▸ Work required: Restate every entry word for word.

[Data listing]
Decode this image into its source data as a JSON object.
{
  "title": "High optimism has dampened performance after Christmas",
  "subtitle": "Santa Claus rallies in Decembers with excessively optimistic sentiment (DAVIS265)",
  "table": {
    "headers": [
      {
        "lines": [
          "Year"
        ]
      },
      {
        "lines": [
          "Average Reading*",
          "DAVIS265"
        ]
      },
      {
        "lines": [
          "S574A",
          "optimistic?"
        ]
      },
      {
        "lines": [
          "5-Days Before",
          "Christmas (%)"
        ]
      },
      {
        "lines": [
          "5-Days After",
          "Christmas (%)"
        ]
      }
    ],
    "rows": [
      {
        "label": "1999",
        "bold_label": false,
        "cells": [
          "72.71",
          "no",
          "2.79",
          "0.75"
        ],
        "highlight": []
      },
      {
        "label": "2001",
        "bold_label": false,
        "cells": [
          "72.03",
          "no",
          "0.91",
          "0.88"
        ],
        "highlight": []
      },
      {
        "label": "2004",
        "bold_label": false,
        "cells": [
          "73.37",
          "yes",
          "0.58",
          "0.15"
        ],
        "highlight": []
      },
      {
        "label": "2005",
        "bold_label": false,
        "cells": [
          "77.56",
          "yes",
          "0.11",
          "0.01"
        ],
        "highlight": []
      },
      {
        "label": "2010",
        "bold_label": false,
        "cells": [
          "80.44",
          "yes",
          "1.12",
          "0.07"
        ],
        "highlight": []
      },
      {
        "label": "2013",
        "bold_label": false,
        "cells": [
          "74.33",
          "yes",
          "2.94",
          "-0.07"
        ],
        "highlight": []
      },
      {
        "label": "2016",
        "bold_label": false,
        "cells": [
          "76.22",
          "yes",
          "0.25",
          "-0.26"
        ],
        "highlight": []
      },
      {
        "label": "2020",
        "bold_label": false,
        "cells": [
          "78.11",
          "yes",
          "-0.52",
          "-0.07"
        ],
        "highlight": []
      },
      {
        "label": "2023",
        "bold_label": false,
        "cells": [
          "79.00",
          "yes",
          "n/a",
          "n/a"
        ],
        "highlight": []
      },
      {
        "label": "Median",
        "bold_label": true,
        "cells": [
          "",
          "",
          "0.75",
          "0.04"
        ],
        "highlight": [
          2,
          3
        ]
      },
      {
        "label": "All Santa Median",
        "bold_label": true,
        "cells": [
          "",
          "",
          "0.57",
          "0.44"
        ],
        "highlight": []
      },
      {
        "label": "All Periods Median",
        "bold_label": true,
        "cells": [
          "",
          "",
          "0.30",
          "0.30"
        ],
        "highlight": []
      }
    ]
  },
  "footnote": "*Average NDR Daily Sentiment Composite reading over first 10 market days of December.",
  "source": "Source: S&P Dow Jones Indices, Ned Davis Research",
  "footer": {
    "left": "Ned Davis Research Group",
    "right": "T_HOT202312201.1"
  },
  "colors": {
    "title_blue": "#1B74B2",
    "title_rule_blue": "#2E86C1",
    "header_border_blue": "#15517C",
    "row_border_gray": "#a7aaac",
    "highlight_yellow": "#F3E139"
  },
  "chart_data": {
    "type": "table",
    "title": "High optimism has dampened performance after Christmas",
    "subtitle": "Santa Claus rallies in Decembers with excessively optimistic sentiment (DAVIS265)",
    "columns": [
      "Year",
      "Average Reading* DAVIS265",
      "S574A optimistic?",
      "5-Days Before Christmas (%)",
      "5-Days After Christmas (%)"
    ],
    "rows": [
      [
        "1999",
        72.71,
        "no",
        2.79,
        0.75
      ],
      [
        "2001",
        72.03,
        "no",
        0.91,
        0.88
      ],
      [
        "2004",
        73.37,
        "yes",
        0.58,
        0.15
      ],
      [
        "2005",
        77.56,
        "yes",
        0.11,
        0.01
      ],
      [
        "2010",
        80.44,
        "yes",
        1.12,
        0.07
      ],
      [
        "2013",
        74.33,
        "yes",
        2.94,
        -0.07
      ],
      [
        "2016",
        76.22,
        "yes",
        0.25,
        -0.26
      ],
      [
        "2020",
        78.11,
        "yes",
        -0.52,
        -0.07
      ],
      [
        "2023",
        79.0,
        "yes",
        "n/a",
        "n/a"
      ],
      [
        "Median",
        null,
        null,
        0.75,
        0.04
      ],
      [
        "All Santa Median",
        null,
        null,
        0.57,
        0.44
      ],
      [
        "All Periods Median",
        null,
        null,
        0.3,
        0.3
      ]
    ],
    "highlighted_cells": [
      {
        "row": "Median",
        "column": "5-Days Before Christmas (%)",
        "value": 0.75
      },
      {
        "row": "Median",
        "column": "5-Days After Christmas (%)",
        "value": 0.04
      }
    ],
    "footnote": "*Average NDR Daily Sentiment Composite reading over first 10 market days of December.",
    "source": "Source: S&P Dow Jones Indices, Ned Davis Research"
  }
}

▸ Solution for this problem:
Decode this image into its source data as a JSON object.
{
  "title": "High optimism has dampened performance after Christmas",
  "subtitle": "Santa Claus rallies in Decembers with excessively optimistic sentiment (DAVIS265)",
  "table": {
    "headers": [
      {
        "lines": [
          "Year"
        ]
      },
      {
        "lines": [
          "Average Reading*",
          "DAVIS265"
        ]
      },
      {
        "lines": [
          "S574A",
          "optimistic?"
        ]
      },
      {
        "lines": [
          "5-Days Before",
          "Christmas (%)"
        ]
      },
      {
        "lines": [
          "5-Days After",
          "Christmas (%)"
        ]
      }
    ],
    "rows": [
      {
        "label": "1999",
        "bold_label": false,
        "cells": [
          "72.71",
          "no",
          "2.79",
          "0.75"
        ],
        "highlight": []
      },
      {
        "label": "2001",
        "bold_label": false,
        "cells": [
          "72.03",
          "no",
          "0.91",
          "0.88"
        ],
        "highlight": []
      },
      {
        "label": "2004",
        "bold_label": false,
        "cells": [
          "73.37",
          "yes",
          "0.58",
          "0.15"
        ],
        "highlight": []
      },
      {
        "label": "2005",
        "bold_label": false,
        "cells": [
          "77.56",
          "yes",
          "0.11",
          "0.01"
        ],
        "highlight": []
      },
      {
        "label": "2010",
        "bold_label": false,
        "cells": [
          "80.44",
          "yes",
          "1.12",
          "0.07"
        ],
        "highlight": []
      },
      {
        "label": "2013",
        "bold_label": false,
        "cells": [
          "74.33",
          "yes",
          "2.94",
          "-0.07"
        ],
        "highlight": []
      },
      {
        "label": "2016",
        "bold_label": false,
        "cells": [
          "76.22",
          "yes",
          "0.25",
          "-0.26"
        ],
        "highlight": []
      },
      {
        "label": "2020",
        "bold_label": false,
        "cells": [
          "78.11",
          "yes",
          "-0.52",
          "-0.07"
        ],
        "highlight": []
      },
      {
        "label": "2023",
        "bold_label": false,
        "cells": [
          "79.00",
          "yes",
          "n/a",
          "n/a"
        ],
        "highlight": []
      },
      {
        "label": "Median",
        "bold_label": true,
        "cells": [
          "",
          "",
          "0.75",
          "0.04"
        ],
        "highlight": [
          2,
          3
        ]
      },
      {
        "label": "All Santa Median",
        "bold_label": true,
        "cells": [
          "",
          "",
          "0.57",
          "0.44"
        ],
        "highlight": []
      },
      {
        "label": "All Periods Median",
        "bold_label": true,
        "cells": [
          "",
          "",
          "0.30",
          "0.30"
        ],
        "highlight": []
      }
    ]
  },
  "footnote": "*Average NDR Daily Sentiment Composite reading over first 10 market days of December.",
  "source": "Source: S&P Dow Jones Indices, Ned Davis Research",
  "footer": {
    "left": "Ned Davis Research Group",
    "right": "T_HOT202312201.1"
  },
  "colors": {
    "title_blue": "#1B74B2",
    "title_rule_blue": "#2E86C1",
    "header_border_blue": "#15517C",
    "row_border_gray": "#a7aaac",
    "highlight_yellow": "#F3E139"
  },
  "chart_data": {
    "type": "table",
    "title": "High optimism has dampened performance after Christmas",
    "subtitle": "Santa Claus rallies in Decembers with excessively optimistic sentiment (DAVIS265)",
    "columns": [
      "Year",
      "Average Reading* DAVIS265",
      "S574A optimistic?",
      "5-Days Before Christmas (%)",
      "5-Days After Christmas (%)"
    ],
    "rows": [
      [
        "1999",
        72.71,
        "no",
        2.79,
        0.75
      ],
      [
        "2001",
        72.03,
        "no",
        0.91,
        0.88
      ],
      [
        "2004",
        73.37,
        "yes",
        0.58,
        0.15
      ],
      [
        "2005",
        77.56,
        "yes",
        0.11,
        0.01
      ],
      [
        "2010",
        80.44,
        "yes",
        1.12,
        0.07
      ],
      [
        "2013",
        74.33,
        "yes",
        2.94,
        -0.07
      ],
      [
        "2016",
        76.22,
        "yes",
        0.25,
        -0.26
      ],
      [
        "2020",
        78.11,
        "yes",
        -0.52,
        -0.07
      ],
      [
        "2023",
        79.0,
        "yes",
        "n/a",
        "n/a"
      ],
      [
        "Median",
        null,
        null,
        0.75,
        0.04
      ],
      [
        "All Santa Median",
        null,
        null,
        0.57,
        0.44
      ],
      [
        "All Periods Median",
        null,
        null,
        0.3,
        0.3
      ]
    ],
    "highlighted_cells": [
      {
        "row": "Median",
        "column": "5-Days Before Christmas (%)",
        "value": 0.75
      },
      {
        "row": "Median",
        "column": "5-Days After Christmas (%)",
        "value": 0.04
      }
    ],
    "footnote": "*Average NDR Daily Sentiment Composite reading over first 10 market days of December.",
    "source": "Source: S&P Dow Jones Indices, Ned Davis Research"
  }
}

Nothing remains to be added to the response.